» **WHAT TO DO**: Filter these entries, keeping only lines that hold the word "title".

— start —

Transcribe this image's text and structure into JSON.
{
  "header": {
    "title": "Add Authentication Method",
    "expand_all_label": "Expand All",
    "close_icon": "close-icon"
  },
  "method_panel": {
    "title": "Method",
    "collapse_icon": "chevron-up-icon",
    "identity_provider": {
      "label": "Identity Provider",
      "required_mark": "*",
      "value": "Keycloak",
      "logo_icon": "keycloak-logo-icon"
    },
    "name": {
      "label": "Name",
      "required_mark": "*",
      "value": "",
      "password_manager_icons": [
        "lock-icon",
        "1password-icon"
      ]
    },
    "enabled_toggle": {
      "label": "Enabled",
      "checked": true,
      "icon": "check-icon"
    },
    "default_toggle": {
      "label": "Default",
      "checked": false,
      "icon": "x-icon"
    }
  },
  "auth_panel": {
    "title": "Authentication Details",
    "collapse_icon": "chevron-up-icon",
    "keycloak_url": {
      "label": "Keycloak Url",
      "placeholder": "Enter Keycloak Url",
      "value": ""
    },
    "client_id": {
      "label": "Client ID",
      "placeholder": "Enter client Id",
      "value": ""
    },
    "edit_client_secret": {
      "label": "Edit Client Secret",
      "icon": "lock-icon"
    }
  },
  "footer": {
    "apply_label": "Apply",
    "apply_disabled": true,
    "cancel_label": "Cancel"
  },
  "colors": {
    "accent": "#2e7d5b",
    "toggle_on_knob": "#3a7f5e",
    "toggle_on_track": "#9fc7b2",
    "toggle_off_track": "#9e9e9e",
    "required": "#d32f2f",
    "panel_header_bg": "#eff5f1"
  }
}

— end —

» **TASK ANSWER**:
    "title": "Add Authentication Method",
    "title": "Method",
    "title": "Authentication Details",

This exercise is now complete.